*PROBLEM STATEMENT*
Write out the listing below without alteration, omitting its pictures.

↓↓↓

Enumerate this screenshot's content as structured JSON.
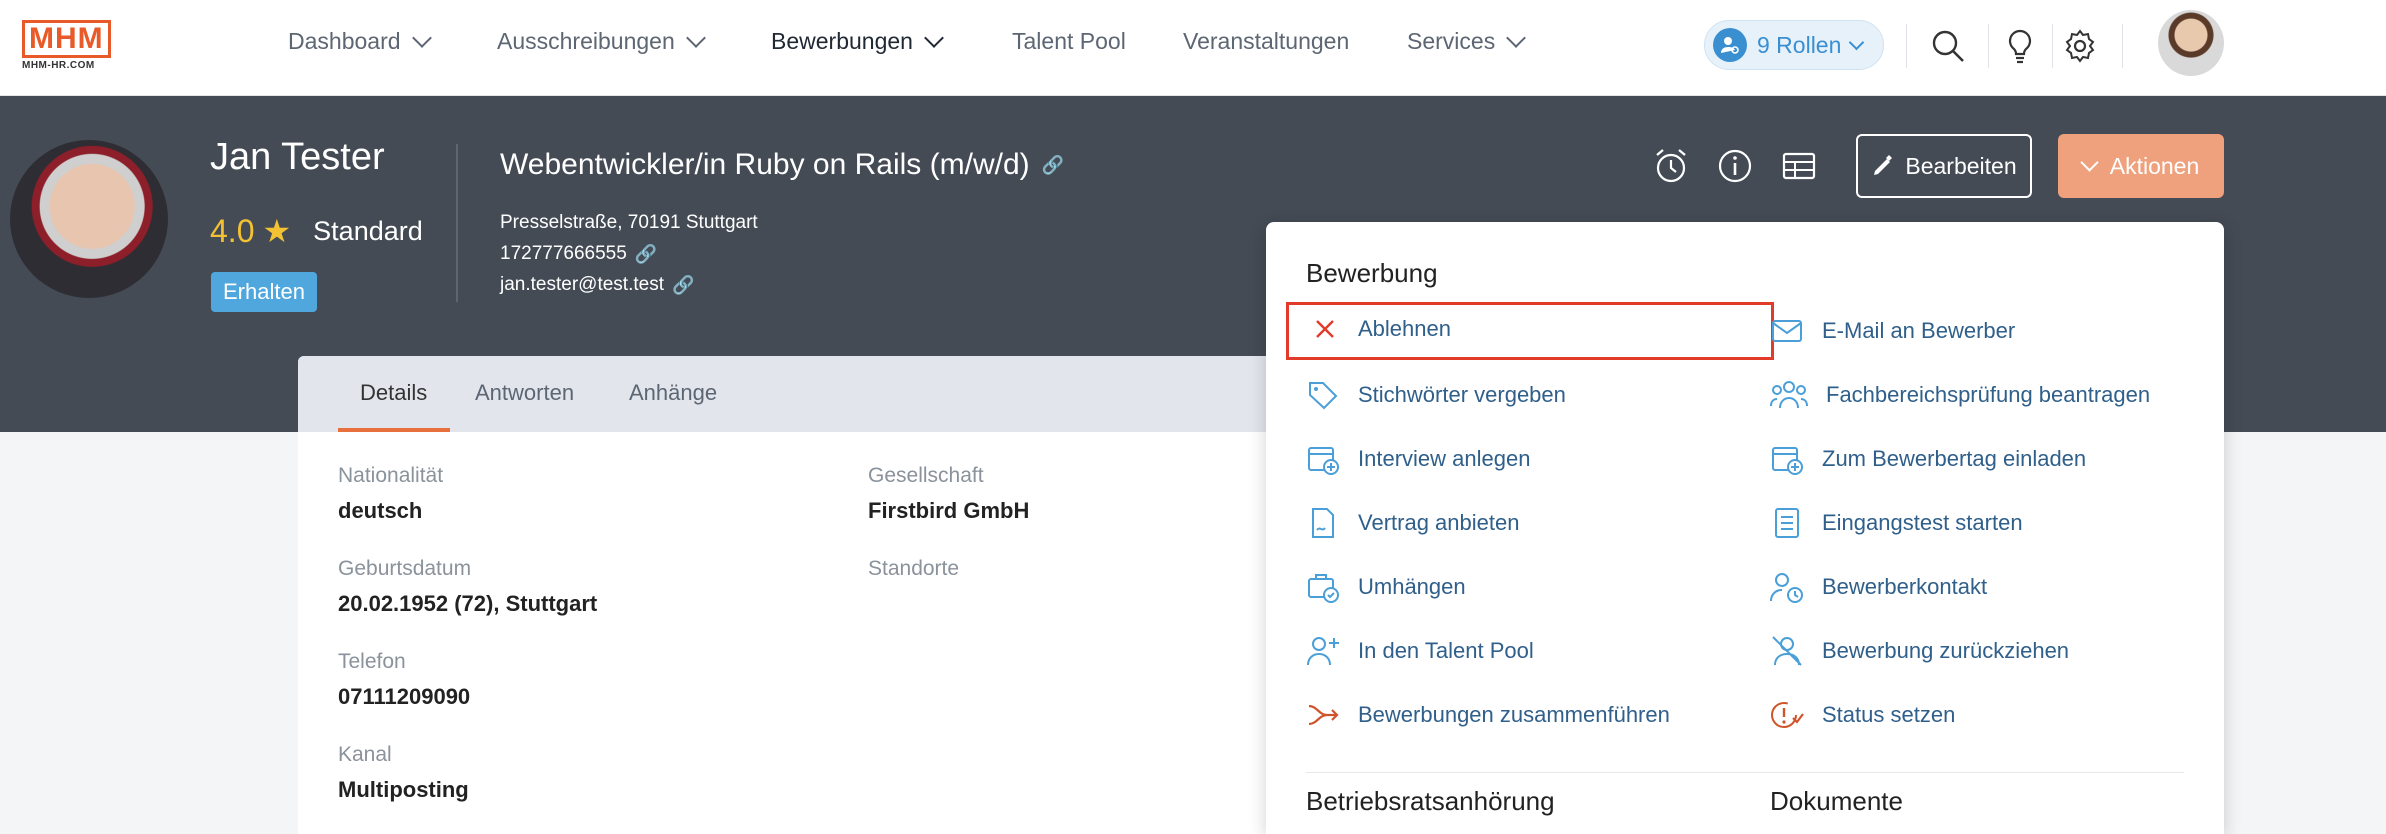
{
  "brand": {
    "logo_text": "MHM",
    "logo_sub": "MHM-HR.COM",
    "accent": "#e85a2a"
  },
  "nav": {
    "items": [
      {
        "label": "Dashboard",
        "has_chevron": true
      },
      {
        "label": "Ausschreibungen",
        "has_chevron": true
      },
      {
        "label": "Bewerbungen",
        "has_chevron": true,
        "active": true
      },
      {
        "label": "Talent Pool",
        "has_chevron": false
      },
      {
        "label": "Veranstaltungen",
        "has_chevron": false
      },
      {
        "label": "Services",
        "has_chevron": true
      }
    ],
    "roles_label": "9 Rollen"
  },
  "candidate": {
    "name": "Jan Tester",
    "rating": "4.0",
    "level": "Standard",
    "status": "Erhalten",
    "job_title": "Webentwickler/in Ruby on Rails (m/w/d)",
    "address": "Presselstraße, 70191 Stuttgart",
    "phone": "172777666555",
    "email": "jan.tester@test.test"
  },
  "header_buttons": {
    "edit": "Bearbeiten",
    "actions": "Aktionen"
  },
  "tabs": [
    "Details",
    "Antworten",
    "Anhänge"
  ],
  "details": {
    "nationality_label": "Nationalität",
    "nationality": "deutsch",
    "birth_label": "Geburtsdatum",
    "birth": "20.02.1952 (72), Stuttgart",
    "phone_label": "Telefon",
    "phone": "07111209090",
    "channel_label": "Kanal",
    "channel": "Multiposting",
    "company_label": "Gesellschaft",
    "company": "Firstbird GmbH",
    "locations_label": "Standorte"
  },
  "actions_menu": {
    "section1": "Bewerbung",
    "left_items": [
      {
        "label": "Ablehnen",
        "icon": "x-icon"
      },
      {
        "label": "Stichwörter vergeben",
        "icon": "tag-icon"
      },
      {
        "label": "Interview anlegen",
        "icon": "calendar-plus-icon"
      },
      {
        "label": "Vertrag anbieten",
        "icon": "contract-icon"
      },
      {
        "label": "Umhängen",
        "icon": "move-icon"
      },
      {
        "label": "In den Talent Pool",
        "icon": "user-plus-icon"
      },
      {
        "label": "Bewerbungen zusammenführen",
        "icon": "merge-icon"
      }
    ],
    "right_items": [
      {
        "label": "E-Mail an Bewerber",
        "icon": "mail-icon"
      },
      {
        "label": "Fachbereichsprüfung beantragen",
        "icon": "users-icon"
      },
      {
        "label": "Zum Bewerbertag einladen",
        "icon": "calendar-plus-icon"
      },
      {
        "label": "Eingangstest starten",
        "icon": "checklist-icon"
      },
      {
        "label": "Bewerberkontakt",
        "icon": "user-clock-icon"
      },
      {
        "label": "Bewerbung zurückziehen",
        "icon": "user-slash-icon"
      },
      {
        "label": "Status setzen",
        "icon": "status-icon"
      }
    ],
    "section2_left": "Betriebsratsanhörung",
    "section2_right": "Dokumente"
  },
  "colors": {
    "header_bg": "#444b55",
    "link_blue": "#2f5f8a",
    "action_orange": "#eea17c",
    "badge_blue": "#4fa7de",
    "star_yellow": "#f3c233",
    "highlight_red": "#e23b2a"
  }
}
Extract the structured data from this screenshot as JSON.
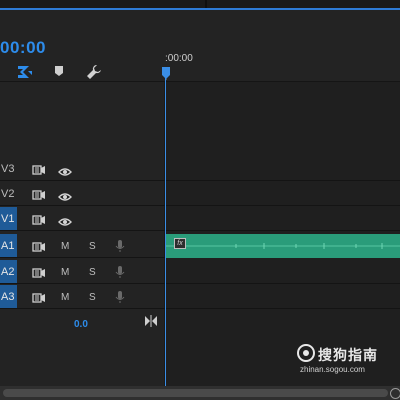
{
  "program_monitor": {
    "timecode": "00:00"
  },
  "ruler": {
    "label": ":00:00"
  },
  "toolbar": {
    "tools": [
      {
        "name": "snap-icon"
      },
      {
        "name": "add-marker-icon"
      },
      {
        "name": "wrench-icon"
      }
    ]
  },
  "tracks": {
    "video": [
      {
        "label": "V3"
      },
      {
        "label": "V2"
      },
      {
        "label": "V1"
      }
    ],
    "audio": [
      {
        "label": "A1",
        "mute": "M",
        "solo": "S"
      },
      {
        "label": "A2",
        "mute": "M",
        "solo": "S"
      },
      {
        "label": "A3",
        "mute": "M",
        "solo": "S"
      }
    ]
  },
  "master": {
    "volume": "0.0"
  },
  "clip": {
    "fx_badge": "fx"
  },
  "watermark": {
    "title": "搜狗指南",
    "url": "zhinan.sogou.com"
  },
  "colors": {
    "accent": "#2d8ceb",
    "active_track": "#1f5b98",
    "audio_clip": "#2a9c7a"
  }
}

↑↑↑

*RESPONSE*
Enumerate this screenshot's content as structured JSON.
{
  "brand": {
    "logo_text": "MHM",
    "logo_sub": "MHM-HR.COM",
    "accent": "#e85a2a"
  },
  "nav": {
    "items": [
      {
        "label": "Dashboard",
        "has_chevron": true
      },
      {
        "label": "Ausschreibungen",
        "has_chevron": true
      },
      {
        "label": "Bewerbungen",
        "has_chevron": true,
        "active": true
      },
      {
        "label": "Talent Pool",
        "has_chevron": false
      },
      {
        "label": "Veranstaltungen",
        "has_chevron": false
      },
      {
        "label": "Services",
        "has_chevron": true
      }
    ],
    "roles_label": "9 Rollen"
  },
  "candidate": {
    "name": "Jan Tester",
    "rating": "4.0",
    "level": "Standard",
    "status": "Erhalten",
    "job_title": "Webentwickler/in Ruby on Rails (m/w/d)",
    "address": "Presselstraße, 70191 Stuttgart",
    "phone": "172777666555",
    "email": "jan.tester@test.test"
  },
  "header_buttons": {
    "edit": "Bearbeiten",
    "actions": "Aktionen"
  },
  "tabs": [
    "Details",
    "Antworten",
    "Anhänge"
  ],
  "details": {
    "nationality_label": "Nationalität",
    "nationality": "deutsch",
    "birth_label": "Geburtsdatum",
    "birth": "20.02.1952 (72), Stuttgart",
    "phone_label": "Telefon",
    "phone": "07111209090",
    "channel_label": "Kanal",
    "channel": "Multiposting",
    "company_label": "Gesellschaft",
    "company": "Firstbird GmbH",
    "locations_label": "Standorte"
  },
  "actions_menu": {
    "section1": "Bewerbung",
    "left_items": [
      {
        "label": "Ablehnen",
        "icon": "x-icon"
      },
      {
        "label": "Stichwörter vergeben",
        "icon": "tag-icon"
      },
      {
        "label": "Interview anlegen",
        "icon": "calendar-plus-icon"
      },
      {
        "label": "Vertrag anbieten",
        "icon": "contract-icon"
      },
      {
        "label": "Umhängen",
        "icon": "move-icon"
      },
      {
        "label": "In den Talent Pool",
        "icon": "user-plus-icon"
      },
      {
        "label": "Bewerbungen zusammenführen",
        "icon": "merge-icon"
      }
    ],
    "right_items": [
      {
        "label": "E-Mail an Bewerber",
        "icon": "mail-icon"
      },
      {
        "label": "Fachbereichsprüfung beantragen",
        "icon": "users-icon"
      },
      {
        "label": "Zum Bewerbertag einladen",
        "icon": "calendar-plus-icon"
      },
      {
        "label": "Eingangstest starten",
        "icon": "checklist-icon"
      },
      {
        "label": "Bewerberkontakt",
        "icon": "user-clock-icon"
      },
      {
        "label": "Bewerbung zurückziehen",
        "icon": "user-slash-icon"
      },
      {
        "label": "Status setzen",
        "icon": "status-icon"
      }
    ],
    "section2_left": "Betriebsratsanhörung",
    "section2_right": "Dokumente"
  },
  "colors": {
    "header_bg": "#444b55",
    "link_blue": "#2f5f8a",
    "action_orange": "#eea17c",
    "badge_blue": "#4fa7de",
    "star_yellow": "#f3c233",
    "highlight_red": "#e23b2a"
  }
}
Extract the structured data from this screenshot as JSON.
{
  "program_monitor": {
    "timecode": "00:00"
  },
  "ruler": {
    "label": ":00:00"
  },
  "toolbar": {
    "tools": [
      {
        "name": "snap-icon"
      },
      {
        "name": "add-marker-icon"
      },
      {
        "name": "wrench-icon"
      }
    ]
  },
  "tracks": {
    "video": [
      {
        "label": "V3"
      },
      {
        "label": "V2"
      },
      {
        "label": "V1"
      }
    ],
    "audio": [
      {
        "label": "A1",
        "mute": "M",
        "solo": "S"
      },
      {
        "label": "A2",
        "mute": "M",
        "solo": "S"
      },
      {
        "label": "A3",
        "mute": "M",
        "solo": "S"
      }
    ]
  },
  "master": {
    "volume": "0.0"
  },
  "clip": {
    "fx_badge": "fx"
  },
  "watermark": {
    "title": "搜狗指南",
    "url": "zhinan.sogou.com"
  },
  "colors": {
    "accent": "#2d8ceb",
    "active_track": "#1f5b98",
    "audio_clip": "#2a9c7a"
  }
}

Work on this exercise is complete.